TASK INSTRUCTIONS:
Look for the string "slow" in every line, and copy each line that has it.

DATASET RECORDS:
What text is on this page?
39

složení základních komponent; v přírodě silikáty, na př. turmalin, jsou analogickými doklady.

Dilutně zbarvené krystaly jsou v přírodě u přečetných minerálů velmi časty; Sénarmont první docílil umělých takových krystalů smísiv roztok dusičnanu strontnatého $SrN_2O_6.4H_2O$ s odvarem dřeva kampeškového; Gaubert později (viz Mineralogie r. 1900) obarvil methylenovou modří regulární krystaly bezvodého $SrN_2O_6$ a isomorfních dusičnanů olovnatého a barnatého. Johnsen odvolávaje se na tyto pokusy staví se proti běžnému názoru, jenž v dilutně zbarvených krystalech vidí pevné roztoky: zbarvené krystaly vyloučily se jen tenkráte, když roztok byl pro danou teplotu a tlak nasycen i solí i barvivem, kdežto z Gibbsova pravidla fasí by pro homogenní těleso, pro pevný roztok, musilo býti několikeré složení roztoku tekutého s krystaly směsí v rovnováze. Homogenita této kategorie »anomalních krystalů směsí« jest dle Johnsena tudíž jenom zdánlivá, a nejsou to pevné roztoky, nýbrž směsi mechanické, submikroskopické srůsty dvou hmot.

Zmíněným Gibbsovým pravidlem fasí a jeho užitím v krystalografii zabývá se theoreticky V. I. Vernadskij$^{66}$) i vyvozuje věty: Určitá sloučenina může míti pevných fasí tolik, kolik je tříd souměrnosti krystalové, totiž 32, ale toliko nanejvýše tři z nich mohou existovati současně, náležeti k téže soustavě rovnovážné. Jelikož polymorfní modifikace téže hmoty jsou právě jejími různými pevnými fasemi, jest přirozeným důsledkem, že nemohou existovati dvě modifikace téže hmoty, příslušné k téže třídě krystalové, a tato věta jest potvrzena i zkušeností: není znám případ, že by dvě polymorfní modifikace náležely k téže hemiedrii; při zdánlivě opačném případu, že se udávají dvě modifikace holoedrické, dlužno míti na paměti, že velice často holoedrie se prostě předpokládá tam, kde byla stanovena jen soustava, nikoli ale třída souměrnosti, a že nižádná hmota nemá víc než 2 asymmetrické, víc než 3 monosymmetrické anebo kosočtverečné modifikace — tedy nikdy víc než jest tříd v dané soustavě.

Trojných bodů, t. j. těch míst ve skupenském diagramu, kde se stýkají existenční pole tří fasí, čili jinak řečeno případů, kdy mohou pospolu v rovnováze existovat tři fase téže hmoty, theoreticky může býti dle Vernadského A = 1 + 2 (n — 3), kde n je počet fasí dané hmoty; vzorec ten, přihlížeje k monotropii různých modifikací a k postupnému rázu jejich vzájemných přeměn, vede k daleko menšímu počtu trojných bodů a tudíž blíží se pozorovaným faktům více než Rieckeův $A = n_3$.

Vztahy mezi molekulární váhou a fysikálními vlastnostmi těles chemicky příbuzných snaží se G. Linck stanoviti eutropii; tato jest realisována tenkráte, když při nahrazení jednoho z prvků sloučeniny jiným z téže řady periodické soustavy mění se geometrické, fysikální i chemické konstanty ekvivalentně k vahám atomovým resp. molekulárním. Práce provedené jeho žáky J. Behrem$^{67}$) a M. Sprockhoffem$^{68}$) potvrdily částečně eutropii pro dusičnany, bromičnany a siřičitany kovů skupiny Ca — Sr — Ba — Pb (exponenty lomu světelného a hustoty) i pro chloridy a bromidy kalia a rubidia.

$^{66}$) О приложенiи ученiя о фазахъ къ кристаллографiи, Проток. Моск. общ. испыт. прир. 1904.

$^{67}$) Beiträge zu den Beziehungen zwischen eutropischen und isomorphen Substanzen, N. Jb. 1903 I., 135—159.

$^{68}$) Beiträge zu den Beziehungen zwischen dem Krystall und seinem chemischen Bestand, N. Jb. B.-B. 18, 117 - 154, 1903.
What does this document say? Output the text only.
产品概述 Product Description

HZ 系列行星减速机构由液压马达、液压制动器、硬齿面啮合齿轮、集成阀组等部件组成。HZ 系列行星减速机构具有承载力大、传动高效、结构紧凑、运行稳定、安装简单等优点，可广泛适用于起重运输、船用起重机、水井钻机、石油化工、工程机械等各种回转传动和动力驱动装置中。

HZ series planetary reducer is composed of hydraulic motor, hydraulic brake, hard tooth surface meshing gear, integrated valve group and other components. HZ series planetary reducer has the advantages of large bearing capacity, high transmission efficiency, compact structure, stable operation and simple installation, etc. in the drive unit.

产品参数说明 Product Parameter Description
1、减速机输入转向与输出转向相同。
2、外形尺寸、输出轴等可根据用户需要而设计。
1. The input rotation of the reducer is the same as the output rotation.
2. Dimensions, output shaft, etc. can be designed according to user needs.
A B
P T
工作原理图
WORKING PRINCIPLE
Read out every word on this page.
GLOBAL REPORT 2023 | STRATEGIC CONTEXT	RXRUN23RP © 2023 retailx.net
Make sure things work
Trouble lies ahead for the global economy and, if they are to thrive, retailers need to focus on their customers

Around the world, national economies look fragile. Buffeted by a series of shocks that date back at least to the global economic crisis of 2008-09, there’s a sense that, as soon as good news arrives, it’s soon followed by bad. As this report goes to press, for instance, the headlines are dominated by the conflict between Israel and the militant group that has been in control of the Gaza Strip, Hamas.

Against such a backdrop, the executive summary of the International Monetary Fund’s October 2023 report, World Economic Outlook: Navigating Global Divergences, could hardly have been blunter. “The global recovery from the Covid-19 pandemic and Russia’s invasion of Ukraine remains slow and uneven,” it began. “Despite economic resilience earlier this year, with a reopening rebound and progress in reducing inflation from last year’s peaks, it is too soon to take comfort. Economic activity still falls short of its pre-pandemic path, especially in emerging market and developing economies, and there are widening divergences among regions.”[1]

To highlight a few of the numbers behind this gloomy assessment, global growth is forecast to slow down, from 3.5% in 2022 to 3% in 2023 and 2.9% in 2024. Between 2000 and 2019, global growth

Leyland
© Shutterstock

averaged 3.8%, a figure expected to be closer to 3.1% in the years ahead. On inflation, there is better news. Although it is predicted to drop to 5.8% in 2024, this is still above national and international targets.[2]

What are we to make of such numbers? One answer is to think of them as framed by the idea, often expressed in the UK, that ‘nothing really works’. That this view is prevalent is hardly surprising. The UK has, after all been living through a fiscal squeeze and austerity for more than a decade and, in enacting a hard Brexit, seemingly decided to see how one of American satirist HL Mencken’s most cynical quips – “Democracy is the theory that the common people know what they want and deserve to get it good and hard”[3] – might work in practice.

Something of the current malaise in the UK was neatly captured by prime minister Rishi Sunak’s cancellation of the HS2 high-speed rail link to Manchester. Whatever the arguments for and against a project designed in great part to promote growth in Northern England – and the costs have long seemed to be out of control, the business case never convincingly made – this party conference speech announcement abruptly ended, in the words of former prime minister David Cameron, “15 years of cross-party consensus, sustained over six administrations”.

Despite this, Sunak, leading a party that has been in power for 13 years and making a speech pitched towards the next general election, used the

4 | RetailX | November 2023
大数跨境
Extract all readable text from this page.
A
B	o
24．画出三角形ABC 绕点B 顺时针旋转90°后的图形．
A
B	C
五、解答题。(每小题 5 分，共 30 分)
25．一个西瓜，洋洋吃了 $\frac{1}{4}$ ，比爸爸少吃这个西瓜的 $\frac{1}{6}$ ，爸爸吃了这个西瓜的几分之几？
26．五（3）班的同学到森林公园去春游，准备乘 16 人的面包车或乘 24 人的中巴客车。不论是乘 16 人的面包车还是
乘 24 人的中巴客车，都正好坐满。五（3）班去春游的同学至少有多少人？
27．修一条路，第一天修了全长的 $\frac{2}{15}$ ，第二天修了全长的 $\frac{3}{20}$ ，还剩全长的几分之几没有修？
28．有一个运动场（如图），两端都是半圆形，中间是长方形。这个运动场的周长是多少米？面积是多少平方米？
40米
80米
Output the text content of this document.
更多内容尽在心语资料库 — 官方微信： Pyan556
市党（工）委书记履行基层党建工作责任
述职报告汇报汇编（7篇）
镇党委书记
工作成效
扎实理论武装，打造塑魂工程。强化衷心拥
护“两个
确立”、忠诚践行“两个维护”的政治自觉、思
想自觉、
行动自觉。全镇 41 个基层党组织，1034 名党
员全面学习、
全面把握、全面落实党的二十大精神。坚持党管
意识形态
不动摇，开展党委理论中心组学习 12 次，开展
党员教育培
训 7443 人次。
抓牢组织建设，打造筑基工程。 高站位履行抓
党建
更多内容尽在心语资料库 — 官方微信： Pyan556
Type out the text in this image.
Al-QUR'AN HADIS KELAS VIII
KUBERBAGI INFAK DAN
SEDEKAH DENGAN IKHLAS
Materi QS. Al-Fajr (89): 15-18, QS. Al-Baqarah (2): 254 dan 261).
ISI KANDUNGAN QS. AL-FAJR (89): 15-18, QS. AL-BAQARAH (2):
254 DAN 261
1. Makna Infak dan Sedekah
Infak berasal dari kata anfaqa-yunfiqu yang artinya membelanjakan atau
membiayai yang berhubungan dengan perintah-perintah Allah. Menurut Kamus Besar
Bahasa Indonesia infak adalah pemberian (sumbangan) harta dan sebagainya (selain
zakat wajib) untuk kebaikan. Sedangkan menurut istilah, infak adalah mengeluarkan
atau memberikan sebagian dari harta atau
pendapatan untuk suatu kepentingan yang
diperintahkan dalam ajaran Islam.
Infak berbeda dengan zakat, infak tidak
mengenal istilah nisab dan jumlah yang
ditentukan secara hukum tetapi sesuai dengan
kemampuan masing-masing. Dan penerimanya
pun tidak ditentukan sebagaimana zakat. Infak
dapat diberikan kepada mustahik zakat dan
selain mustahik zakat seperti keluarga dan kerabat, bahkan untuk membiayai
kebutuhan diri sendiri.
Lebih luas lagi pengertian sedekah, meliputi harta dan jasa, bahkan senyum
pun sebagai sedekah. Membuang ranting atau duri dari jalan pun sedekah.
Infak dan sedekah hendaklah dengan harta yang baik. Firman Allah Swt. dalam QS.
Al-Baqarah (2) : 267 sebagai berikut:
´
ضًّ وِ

CORRECT RESULT:
Against such a backdrop, the executive summary of the International Monetary Fund’s October 2023 report, World Economic Outlook: Navigating Global Divergences, could hardly have been blunter. “The global recovery from the Covid-19 pandemic and Russia’s invasion of Ukraine remains slow and uneven,” it began. “Despite economic resilience earlier this year, with a reopening rebound and progress in reducing inflation from last year’s peaks, it is too soon to take comfort. Economic activity still falls short of its pre-pandemic path, especially in emerging market and developing economies, and there are widening divergences among regions.”[1]
To highlight a few of the numbers behind this gloomy assessment, global growth is forecast to slow down, from 3.5% in 2022 to 3% in 2023 and 2.9% in 2024. Between 2000 and 2019, global growth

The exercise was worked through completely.